Task: Every entry below must appear again, exactly as written.

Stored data
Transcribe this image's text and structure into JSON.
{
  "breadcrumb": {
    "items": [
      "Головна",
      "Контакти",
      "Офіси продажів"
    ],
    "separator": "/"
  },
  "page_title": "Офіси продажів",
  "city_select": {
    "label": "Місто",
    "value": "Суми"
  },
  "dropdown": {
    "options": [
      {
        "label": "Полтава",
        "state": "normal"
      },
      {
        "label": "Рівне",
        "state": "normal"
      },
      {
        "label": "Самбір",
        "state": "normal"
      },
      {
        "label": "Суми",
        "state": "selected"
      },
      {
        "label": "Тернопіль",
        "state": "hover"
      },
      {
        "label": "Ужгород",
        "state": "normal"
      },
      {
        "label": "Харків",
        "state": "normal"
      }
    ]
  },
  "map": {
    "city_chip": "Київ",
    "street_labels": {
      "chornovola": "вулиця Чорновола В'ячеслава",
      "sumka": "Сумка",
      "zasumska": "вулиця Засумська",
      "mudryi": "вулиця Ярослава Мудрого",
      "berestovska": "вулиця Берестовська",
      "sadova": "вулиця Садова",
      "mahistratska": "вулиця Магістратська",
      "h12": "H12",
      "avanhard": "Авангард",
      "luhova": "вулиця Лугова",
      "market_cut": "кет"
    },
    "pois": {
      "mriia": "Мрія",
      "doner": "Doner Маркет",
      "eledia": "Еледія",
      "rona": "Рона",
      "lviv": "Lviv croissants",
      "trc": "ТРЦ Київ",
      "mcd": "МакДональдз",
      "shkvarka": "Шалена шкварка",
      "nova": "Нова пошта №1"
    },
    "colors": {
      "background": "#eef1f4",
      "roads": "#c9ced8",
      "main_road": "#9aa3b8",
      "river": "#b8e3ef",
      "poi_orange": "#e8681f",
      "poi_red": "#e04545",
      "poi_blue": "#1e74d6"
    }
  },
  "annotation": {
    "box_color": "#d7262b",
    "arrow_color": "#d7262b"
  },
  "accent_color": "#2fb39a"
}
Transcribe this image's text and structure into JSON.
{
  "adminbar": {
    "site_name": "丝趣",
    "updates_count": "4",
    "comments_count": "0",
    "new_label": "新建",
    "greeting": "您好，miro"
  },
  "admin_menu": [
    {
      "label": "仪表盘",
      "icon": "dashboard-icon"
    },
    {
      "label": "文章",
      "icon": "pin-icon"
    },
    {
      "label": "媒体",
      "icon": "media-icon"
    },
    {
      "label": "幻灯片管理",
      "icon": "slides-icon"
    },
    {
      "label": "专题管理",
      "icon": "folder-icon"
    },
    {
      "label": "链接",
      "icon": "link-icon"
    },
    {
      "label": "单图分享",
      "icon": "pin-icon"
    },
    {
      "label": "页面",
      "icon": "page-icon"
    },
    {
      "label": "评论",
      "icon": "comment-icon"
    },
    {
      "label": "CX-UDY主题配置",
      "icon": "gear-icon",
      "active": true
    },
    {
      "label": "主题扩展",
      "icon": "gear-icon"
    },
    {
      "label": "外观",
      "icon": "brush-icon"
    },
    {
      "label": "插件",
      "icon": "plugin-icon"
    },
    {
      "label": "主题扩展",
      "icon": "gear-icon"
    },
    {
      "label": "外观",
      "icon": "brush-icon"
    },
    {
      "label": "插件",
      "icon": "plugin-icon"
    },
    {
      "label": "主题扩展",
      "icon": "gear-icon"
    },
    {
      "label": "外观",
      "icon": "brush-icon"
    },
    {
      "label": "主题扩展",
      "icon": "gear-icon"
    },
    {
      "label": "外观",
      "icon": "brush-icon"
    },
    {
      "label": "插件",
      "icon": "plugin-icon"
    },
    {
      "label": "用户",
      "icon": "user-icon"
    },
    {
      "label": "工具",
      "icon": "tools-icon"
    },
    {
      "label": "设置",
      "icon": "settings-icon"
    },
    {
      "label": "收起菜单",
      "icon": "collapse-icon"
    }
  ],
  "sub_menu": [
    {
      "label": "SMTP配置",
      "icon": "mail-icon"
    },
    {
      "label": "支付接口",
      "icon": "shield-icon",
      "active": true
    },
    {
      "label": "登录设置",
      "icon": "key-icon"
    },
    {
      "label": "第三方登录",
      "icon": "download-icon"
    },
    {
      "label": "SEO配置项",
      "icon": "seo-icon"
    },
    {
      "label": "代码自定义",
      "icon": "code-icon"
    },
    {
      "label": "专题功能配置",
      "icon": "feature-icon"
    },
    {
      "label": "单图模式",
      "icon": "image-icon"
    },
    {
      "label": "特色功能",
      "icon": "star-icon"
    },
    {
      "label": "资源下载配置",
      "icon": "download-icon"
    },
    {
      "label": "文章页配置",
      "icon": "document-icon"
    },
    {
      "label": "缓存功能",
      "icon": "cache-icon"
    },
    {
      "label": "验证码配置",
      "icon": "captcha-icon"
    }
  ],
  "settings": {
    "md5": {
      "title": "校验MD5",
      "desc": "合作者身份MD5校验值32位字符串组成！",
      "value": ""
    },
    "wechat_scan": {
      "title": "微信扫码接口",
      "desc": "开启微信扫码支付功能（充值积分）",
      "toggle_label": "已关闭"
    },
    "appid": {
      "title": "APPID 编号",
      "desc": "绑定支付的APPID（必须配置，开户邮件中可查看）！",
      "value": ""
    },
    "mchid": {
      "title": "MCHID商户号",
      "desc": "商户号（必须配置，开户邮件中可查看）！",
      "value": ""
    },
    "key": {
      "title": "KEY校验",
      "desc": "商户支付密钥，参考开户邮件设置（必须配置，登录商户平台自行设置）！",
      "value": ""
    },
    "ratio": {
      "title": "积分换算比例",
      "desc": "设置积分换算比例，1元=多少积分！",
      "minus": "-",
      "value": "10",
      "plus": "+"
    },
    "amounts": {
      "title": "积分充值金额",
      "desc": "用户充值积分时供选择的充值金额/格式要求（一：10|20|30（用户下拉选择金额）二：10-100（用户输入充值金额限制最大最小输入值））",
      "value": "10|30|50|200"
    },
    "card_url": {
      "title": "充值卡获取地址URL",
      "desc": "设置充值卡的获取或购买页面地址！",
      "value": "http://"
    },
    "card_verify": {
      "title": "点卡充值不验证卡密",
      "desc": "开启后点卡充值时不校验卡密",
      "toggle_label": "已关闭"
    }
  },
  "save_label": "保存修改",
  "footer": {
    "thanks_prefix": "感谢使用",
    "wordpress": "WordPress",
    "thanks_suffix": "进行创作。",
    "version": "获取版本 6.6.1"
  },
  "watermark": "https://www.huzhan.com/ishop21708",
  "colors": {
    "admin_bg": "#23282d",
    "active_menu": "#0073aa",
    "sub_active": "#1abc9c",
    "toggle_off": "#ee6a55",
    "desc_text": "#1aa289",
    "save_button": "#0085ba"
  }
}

The answer:
Transcribe this image's text and structure into JSON.
{
  "breadcrumb": {
    "items": [
      "Головна",
      "Контакти",
      "Офіси продажів"
    ],
    "separator": "/"
  },
  "page_title": "Офіси продажів",
  "city_select": {
    "label": "Місто",
    "value": "Суми"
  },
  "dropdown": {
    "options": [
      {
        "label": "Полтава",
        "state": "normal"
      },
      {
        "label": "Рівне",
        "state": "normal"
      },
      {
        "label": "Самбір",
        "state": "normal"
      },
      {
        "label": "Суми",
        "state": "selected"
      },
      {
        "label": "Тернопіль",
        "state": "hover"
      },
      {
        "label": "Ужгород",
        "state": "normal"
      },
      {
        "label": "Харків",
        "state": "normal"
      }
    ]
  },
  "map": {
    "city_chip": "Київ",
    "street_labels": {
      "chornovola": "вулиця Чорновола В'ячеслава",
      "sumka": "Сумка",
      "zasumska": "вулиця Засумська",
      "mudryi": "вулиця Ярослава Мудрого",
      "berestovska": "вулиця Берестовська",
      "sadova": "вулиця Садова",
      "mahistratska": "вулиця Магістратська",
      "h12": "H12",
      "avanhard": "Авангард",
      "luhova": "вулиця Лугова",
      "market_cut": "кет"
    },
    "pois": {
      "mriia": "Мрія",
      "doner": "Doner Маркет",
      "eledia": "Еледія",
      "rona": "Рона",
      "lviv": "Lviv croissants",
      "trc": "ТРЦ Київ",
      "mcd": "МакДональдз",
      "shkvarka": "Шалена шкварка",
      "nova": "Нова пошта №1"
    },
    "colors": {
      "background": "#eef1f4",
      "roads": "#c9ced8",
      "main_road": "#9aa3b8",
      "river": "#b8e3ef",
      "poi_orange": "#e8681f",
      "poi_red": "#e04545",
      "poi_blue": "#1e74d6"
    }
  },
  "annotation": {
    "box_color": "#d7262b",
    "arrow_color": "#d7262b"
  },
  "accent_color": "#2fb39a"
}
Transcribe this image's text and structure into JSON.
{
  "adminbar": {
    "site_name": "丝趣",
    "updates_count": "4",
    "comments_count": "0",
    "new_label": "新建",
    "greeting": "您好，miro"
  },
  "admin_menu": [
    {
      "label": "仪表盘",
      "icon": "dashboard-icon"
    },
    {
      "label": "文章",
      "icon": "pin-icon"
    },
    {
      "label": "媒体",
      "icon": "media-icon"
    },
    {
      "label": "幻灯片管理",
      "icon": "slides-icon"
    },
    {
      "label": "专题管理",
      "icon": "folder-icon"
    },
    {
      "label": "链接",
      "icon": "link-icon"
    },
    {
      "label": "单图分享",
      "icon": "pin-icon"
    },
    {
      "label": "页面",
      "icon": "page-icon"
    },
    {
      "label": "评论",
      "icon": "comment-icon"
    },
    {
      "label": "CX-UDY主题配置",
      "icon": "gear-icon",
      "active": true
    },
    {
      "label": "主题扩展",
      "icon": "gear-icon"
    },
    {
      "label": "外观",
      "icon": "brush-icon"
    },
    {
      "label": "插件",
      "icon": "plugin-icon"
    },
    {
      "label": "主题扩展",
      "icon": "gear-icon"
    },
    {
      "label": "外观",
      "icon": "brush-icon"
    },
    {
      "label": "插件",
      "icon": "plugin-icon"
    },
    {
      "label": "主题扩展",
      "icon": "gear-icon"
    },
    {
      "label": "外观",
      "icon": "brush-icon"
    },
    {
      "label": "主题扩展",
      "icon": "gear-icon"
    },
    {
      "label": "外观",
      "icon": "brush-icon"
    },
    {
      "label": "插件",
      "icon": "plugin-icon"
    },
    {
      "label": "用户",
      "icon": "user-icon"
    },
    {
      "label": "工具",
      "icon": "tools-icon"
    },
    {
      "label": "设置",
      "icon": "settings-icon"
    },
    {
      "label": "收起菜单",
      "icon": "collapse-icon"
    }
  ],
  "sub_menu": [
    {
      "label": "SMTP配置",
      "icon": "mail-icon"
    },
    {
      "label": "支付接口",
      "icon": "shield-icon",
      "active": true
    },
    {
      "label": "登录设置",
      "icon": "key-icon"
    },
    {
      "label": "第三方登录",
      "icon": "download-icon"
    },
    {
      "label": "SEO配置项",
      "icon": "seo-icon"
    },
    {
      "label": "代码自定义",
      "icon": "code-icon"
    },
    {
      "label": "专题功能配置",
      "icon": "feature-icon"
    },
    {
      "label": "单图模式",
      "icon": "image-icon"
    },
    {
      "label": "特色功能",
      "icon": "star-icon"
    },
    {
      "label": "资源下载配置",
      "icon": "download-icon"
    },
    {
      "label": "文章页配置",
      "icon": "document-icon"
    },
    {
      "label": "缓存功能",
      "icon": "cache-icon"
    },
    {
      "label": "验证码配置",
      "icon": "captcha-icon"
    }
  ],
  "settings": {
    "md5": {
      "title": "校验MD5",
      "desc": "合作者身份MD5校验值32位字符串组成！",
      "value": ""
    },
    "wechat_scan": {
      "title": "微信扫码接口",
      "desc": "开启微信扫码支付功能（充值积分）",
      "toggle_label": "已关闭"
    },
    "appid": {
      "title": "APPID 编号",
      "desc": "绑定支付的APPID（必须配置，开户邮件中可查看）！",
      "value": ""
    },
    "mchid": {
      "title": "MCHID商户号",
      "desc": "商户号（必须配置，开户邮件中可查看）！",
      "value": ""
    },
    "key": {
      "title": "KEY校验",
      "desc": "商户支付密钥，参考开户邮件设置（必须配置，登录商户平台自行设置）！",
      "value": ""
    },
    "ratio": {
      "title": "积分换算比例",
      "desc": "设置积分换算比例，1元=多少积分！",
      "minus": "-",
      "value": "10",
      "plus": "+"
    },
    "amounts": {
      "title": "积分充值金额",
      "desc": "用户充值积分时供选择的充值金额/格式要求（一：10|20|30（用户下拉选择金额）二：10-100（用户输入充值金额限制最大最小输入值））",
      "value": "10|30|50|200"
    },
    "card_url": {
      "title": "充值卡获取地址URL",
      "desc": "设置充值卡的获取或购买页面地址！",
      "value": "http://"
    },
    "card_verify": {
      "title": "点卡充值不验证卡密",
      "desc": "开启后点卡充值时不校验卡密",
      "toggle_label": "已关闭"
    }
  },
  "save_label": "保存修改",
  "footer": {
    "thanks_prefix": "感谢使用",
    "wordpress": "WordPress",
    "thanks_suffix": "进行创作。",
    "version": "获取版本 6.6.1"
  },
  "watermark": "https://www.huzhan.com/ishop21708",
  "colors": {
    "admin_bg": "#23282d",
    "active_menu": "#0073aa",
    "sub_active": "#1abc9c",
    "toggle_off": "#ee6a55",
    "desc_text": "#1aa289",
    "save_button": "#0085ba"
  }
}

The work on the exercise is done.